Exercise details: Give the data a second time, exactly and in full.

Data section:
++++++++++++++++++++

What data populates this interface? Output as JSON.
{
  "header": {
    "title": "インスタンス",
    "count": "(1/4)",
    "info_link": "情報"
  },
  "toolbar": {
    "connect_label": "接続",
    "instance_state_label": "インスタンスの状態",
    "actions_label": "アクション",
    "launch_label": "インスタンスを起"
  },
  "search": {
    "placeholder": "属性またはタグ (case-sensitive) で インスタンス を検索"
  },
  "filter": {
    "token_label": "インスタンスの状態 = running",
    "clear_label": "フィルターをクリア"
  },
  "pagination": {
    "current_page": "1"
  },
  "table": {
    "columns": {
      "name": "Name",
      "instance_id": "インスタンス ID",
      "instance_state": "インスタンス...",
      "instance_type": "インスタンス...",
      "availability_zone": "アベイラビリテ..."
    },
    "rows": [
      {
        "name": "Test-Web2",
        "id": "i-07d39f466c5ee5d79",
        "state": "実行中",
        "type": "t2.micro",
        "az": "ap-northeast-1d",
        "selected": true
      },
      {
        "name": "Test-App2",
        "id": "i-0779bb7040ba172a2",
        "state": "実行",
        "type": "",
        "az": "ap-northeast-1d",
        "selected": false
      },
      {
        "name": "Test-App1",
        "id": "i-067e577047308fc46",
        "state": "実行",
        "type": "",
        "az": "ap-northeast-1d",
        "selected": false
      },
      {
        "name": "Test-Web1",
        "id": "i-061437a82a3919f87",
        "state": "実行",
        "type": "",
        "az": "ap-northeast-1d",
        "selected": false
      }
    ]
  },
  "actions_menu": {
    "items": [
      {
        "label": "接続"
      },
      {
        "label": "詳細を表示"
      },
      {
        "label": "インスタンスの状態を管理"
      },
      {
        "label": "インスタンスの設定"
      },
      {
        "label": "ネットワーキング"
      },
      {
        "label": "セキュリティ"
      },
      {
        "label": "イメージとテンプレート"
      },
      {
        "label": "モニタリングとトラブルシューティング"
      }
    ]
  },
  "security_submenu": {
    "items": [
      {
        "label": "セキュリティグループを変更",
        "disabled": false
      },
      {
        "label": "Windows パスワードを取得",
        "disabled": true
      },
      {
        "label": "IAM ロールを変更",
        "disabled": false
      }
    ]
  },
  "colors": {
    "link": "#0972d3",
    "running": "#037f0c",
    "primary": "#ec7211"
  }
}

++++++++++++++++++++

Worked solution:
What data populates this interface? Output as JSON.
{
  "header": {
    "title": "インスタンス",
    "count": "(1/4)",
    "info_link": "情報"
  },
  "toolbar": {
    "connect_label": "接続",
    "instance_state_label": "インスタンスの状態",
    "actions_label": "アクション",
    "launch_label": "インスタンスを起"
  },
  "search": {
    "placeholder": "属性またはタグ (case-sensitive) で インスタンス を検索"
  },
  "filter": {
    "token_label": "インスタンスの状態 = running",
    "clear_label": "フィルターをクリア"
  },
  "pagination": {
    "current_page": "1"
  },
  "table": {
    "columns": {
      "name": "Name",
      "instance_id": "インスタンス ID",
      "instance_state": "インスタンス...",
      "instance_type": "インスタンス...",
      "availability_zone": "アベイラビリテ..."
    },
    "rows": [
      {
        "name": "Test-Web2",
        "id": "i-07d39f466c5ee5d79",
        "state": "実行中",
        "type": "t2.micro",
        "az": "ap-northeast-1d",
        "selected": true
      },
      {
        "name": "Test-App2",
        "id": "i-0779bb7040ba172a2",
        "state": "実行",
        "type": "",
        "az": "ap-northeast-1d",
        "selected": false
      },
      {
        "name": "Test-App1",
        "id": "i-067e577047308fc46",
        "state": "実行",
        "type": "",
        "az": "ap-northeast-1d",
        "selected": false
      },
      {
        "name": "Test-Web1",
        "id": "i-061437a82a3919f87",
        "state": "実行",
        "type": "",
        "az": "ap-northeast-1d",
        "selected": false
      }
    ]
  },
  "actions_menu": {
    "items": [
      {
        "label": "接続"
      },
      {
        "label": "詳細を表示"
      },
      {
        "label": "インスタンスの状態を管理"
      },
      {
        "label": "インスタンスの設定"
      },
      {
        "label": "ネットワーキング"
      },
      {
        "label": "セキュリティ"
      },
      {
        "label": "イメージとテンプレート"
      },
      {
        "label": "モニタリングとトラブルシューティング"
      }
    ]
  },
  "security_submenu": {
    "items": [
      {
        "label": "セキュリティグループを変更",
        "disabled": false
      },
      {
        "label": "Windows パスワードを取得",
        "disabled": true
      },
      {
        "label": "IAM ロールを変更",
        "disabled": false
      }
    ]
  },
  "colors": {
    "link": "#0972d3",
    "running": "#037f0c",
    "primary": "#ec7211"
  }
}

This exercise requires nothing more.